Stated goal: Transcribe all of the records word for word, but omit the pictures.
-------- Excerpted data
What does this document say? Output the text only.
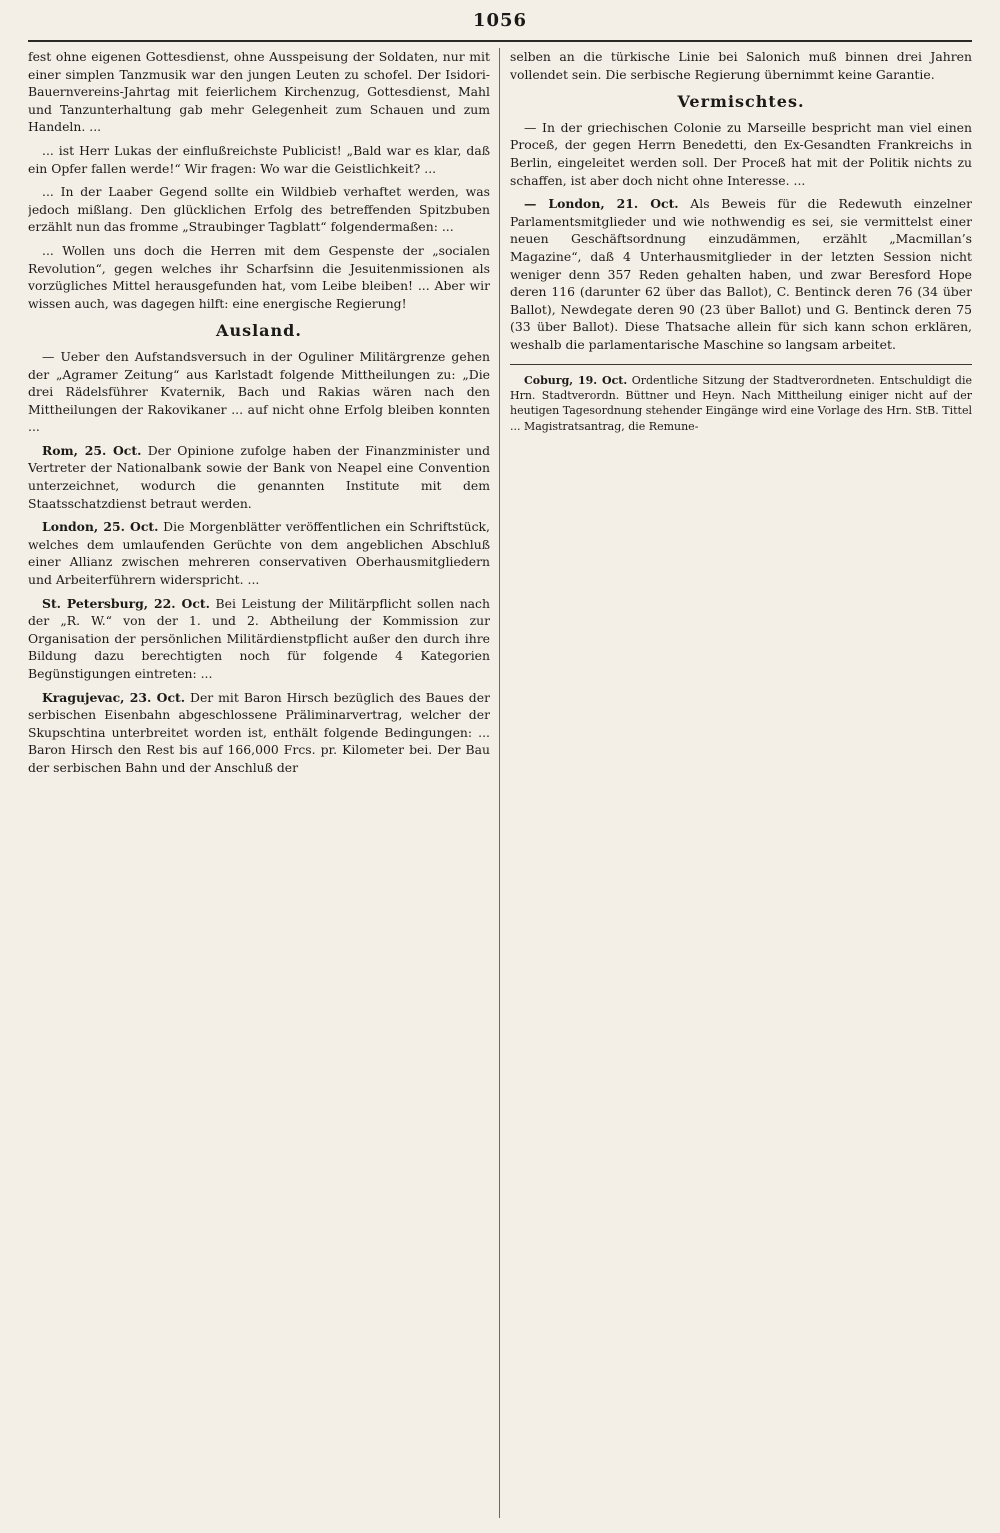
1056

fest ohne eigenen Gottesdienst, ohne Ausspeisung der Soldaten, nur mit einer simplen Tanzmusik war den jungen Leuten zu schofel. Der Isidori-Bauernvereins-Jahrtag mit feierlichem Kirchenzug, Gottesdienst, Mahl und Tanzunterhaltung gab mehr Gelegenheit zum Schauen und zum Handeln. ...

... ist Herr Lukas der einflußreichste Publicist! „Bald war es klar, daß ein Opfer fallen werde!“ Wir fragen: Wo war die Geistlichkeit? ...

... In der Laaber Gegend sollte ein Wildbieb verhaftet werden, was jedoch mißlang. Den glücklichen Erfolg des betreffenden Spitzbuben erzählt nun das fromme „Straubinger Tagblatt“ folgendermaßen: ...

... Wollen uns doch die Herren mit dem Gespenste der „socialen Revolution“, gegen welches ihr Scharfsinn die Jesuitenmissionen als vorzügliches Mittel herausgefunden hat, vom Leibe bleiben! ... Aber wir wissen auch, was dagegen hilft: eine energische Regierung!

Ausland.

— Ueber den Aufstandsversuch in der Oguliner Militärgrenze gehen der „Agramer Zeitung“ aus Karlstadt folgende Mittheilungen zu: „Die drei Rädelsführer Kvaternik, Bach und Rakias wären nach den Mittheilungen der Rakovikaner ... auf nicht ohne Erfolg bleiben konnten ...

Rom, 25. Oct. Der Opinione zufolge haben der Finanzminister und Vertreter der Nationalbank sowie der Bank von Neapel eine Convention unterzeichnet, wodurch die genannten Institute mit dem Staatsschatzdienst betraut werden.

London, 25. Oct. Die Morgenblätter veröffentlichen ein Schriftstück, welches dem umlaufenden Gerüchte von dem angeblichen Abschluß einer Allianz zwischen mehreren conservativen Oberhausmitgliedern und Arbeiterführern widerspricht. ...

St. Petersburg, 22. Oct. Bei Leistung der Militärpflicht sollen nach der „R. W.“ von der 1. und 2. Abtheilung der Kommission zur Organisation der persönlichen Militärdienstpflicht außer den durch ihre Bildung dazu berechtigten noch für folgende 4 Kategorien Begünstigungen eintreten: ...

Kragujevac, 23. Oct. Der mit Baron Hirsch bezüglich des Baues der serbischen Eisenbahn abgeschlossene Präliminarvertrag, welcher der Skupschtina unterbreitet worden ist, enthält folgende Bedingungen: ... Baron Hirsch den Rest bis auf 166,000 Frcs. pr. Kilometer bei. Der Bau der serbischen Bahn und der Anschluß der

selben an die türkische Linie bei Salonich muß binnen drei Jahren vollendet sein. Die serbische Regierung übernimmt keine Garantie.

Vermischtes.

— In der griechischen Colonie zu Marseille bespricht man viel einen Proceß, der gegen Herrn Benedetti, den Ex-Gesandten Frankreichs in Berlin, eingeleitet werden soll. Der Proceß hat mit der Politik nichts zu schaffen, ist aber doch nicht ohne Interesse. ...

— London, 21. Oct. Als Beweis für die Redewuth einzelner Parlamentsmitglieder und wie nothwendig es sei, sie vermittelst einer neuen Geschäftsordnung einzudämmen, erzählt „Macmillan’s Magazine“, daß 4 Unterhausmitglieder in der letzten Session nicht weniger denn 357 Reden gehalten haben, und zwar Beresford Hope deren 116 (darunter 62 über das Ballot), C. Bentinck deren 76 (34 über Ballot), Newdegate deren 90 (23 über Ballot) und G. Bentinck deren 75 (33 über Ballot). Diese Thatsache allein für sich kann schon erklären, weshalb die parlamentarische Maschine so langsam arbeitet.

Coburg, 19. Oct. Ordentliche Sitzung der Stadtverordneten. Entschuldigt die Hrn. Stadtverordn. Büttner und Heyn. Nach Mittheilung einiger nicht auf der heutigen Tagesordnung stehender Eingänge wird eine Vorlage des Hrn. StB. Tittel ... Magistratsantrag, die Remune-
----------------
Written solution:
What does this document say? Output the text only.
1056

fest ohne eigenen Gottesdienst, ohne Ausspeisung der Soldaten, nur mit einer simplen Tanzmusik war den jungen Leuten zu schofel. Der Isidori-Bauernvereins-Jahrtag mit feierlichem Kirchenzug, Gottesdienst, Mahl und Tanzunterhaltung gab mehr Gelegenheit zum Schauen und zum Handeln. ...

... ist Herr Lukas der einflußreichste Publicist! „Bald war es klar, daß ein Opfer fallen werde!“ Wir fragen: Wo war die Geistlichkeit? ...

... In der Laaber Gegend sollte ein Wildbieb verhaftet werden, was jedoch mißlang. Den glücklichen Erfolg des betreffenden Spitzbuben erzählt nun das fromme „Straubinger Tagblatt“ folgendermaßen: ...

... Wollen uns doch die Herren mit dem Gespenste der „socialen Revolution“, gegen welches ihr Scharfsinn die Jesuitenmissionen als vorzügliches Mittel herausgefunden hat, vom Leibe bleiben! ... Aber wir wissen auch, was dagegen hilft: eine energische Regierung!

Ausland.

— Ueber den Aufstandsversuch in der Oguliner Militärgrenze gehen der „Agramer Zeitung“ aus Karlstadt folgende Mittheilungen zu: „Die drei Rädelsführer Kvaternik, Bach und Rakias wären nach den Mittheilungen der Rakovikaner ... auf nicht ohne Erfolg bleiben konnten ...

Rom, 25. Oct. Der Opinione zufolge haben der Finanzminister und Vertreter der Nationalbank sowie der Bank von Neapel eine Convention unterzeichnet, wodurch die genannten Institute mit dem Staatsschatzdienst betraut werden.

London, 25. Oct. Die Morgenblätter veröffentlichen ein Schriftstück, welches dem umlaufenden Gerüchte von dem angeblichen Abschluß einer Allianz zwischen mehreren conservativen Oberhausmitgliedern und Arbeiterführern widerspricht. ...

St. Petersburg, 22. Oct. Bei Leistung der Militärpflicht sollen nach der „R. W.“ von der 1. und 2. Abtheilung der Kommission zur Organisation der persönlichen Militärdienstpflicht außer den durch ihre Bildung dazu berechtigten noch für folgende 4 Kategorien Begünstigungen eintreten: ...

Kragujevac, 23. Oct. Der mit Baron Hirsch bezüglich des Baues der serbischen Eisenbahn abgeschlossene Präliminarvertrag, welcher der Skupschtina unterbreitet worden ist, enthält folgende Bedingungen: ... Baron Hirsch den Rest bis auf 166,000 Frcs. pr. Kilometer bei. Der Bau der serbischen Bahn und der Anschluß der

selben an die türkische Linie bei Salonich muß binnen drei Jahren vollendet sein. Die serbische Regierung übernimmt keine Garantie.

Vermischtes.

— In der griechischen Colonie zu Marseille bespricht man viel einen Proceß, der gegen Herrn Benedetti, den Ex-Gesandten Frankreichs in Berlin, eingeleitet werden soll. Der Proceß hat mit der Politik nichts zu schaffen, ist aber doch nicht ohne Interesse. ...

— London, 21. Oct. Als Beweis für die Redewuth einzelner Parlamentsmitglieder und wie nothwendig es sei, sie vermittelst einer neuen Geschäftsordnung einzudämmen, erzählt „Macmillan’s Magazine“, daß 4 Unterhausmitglieder in der letzten Session nicht weniger denn 357 Reden gehalten haben, und zwar Beresford Hope deren 116 (darunter 62 über das Ballot), C. Bentinck deren 76 (34 über Ballot), Newdegate deren 90 (23 über Ballot) und G. Bentinck deren 75 (33 über Ballot). Diese Thatsache allein für sich kann schon erklären, weshalb die parlamentarische Maschine so langsam arbeitet.

Coburg, 19. Oct. Ordentliche Sitzung der Stadtverordneten. Entschuldigt die Hrn. Stadtverordn. Büttner und Heyn. Nach Mittheilung einiger nicht auf der heutigen Tagesordnung stehender Eingänge wird eine Vorlage des Hrn. StB. Tittel ... Magistratsantrag, die Remune-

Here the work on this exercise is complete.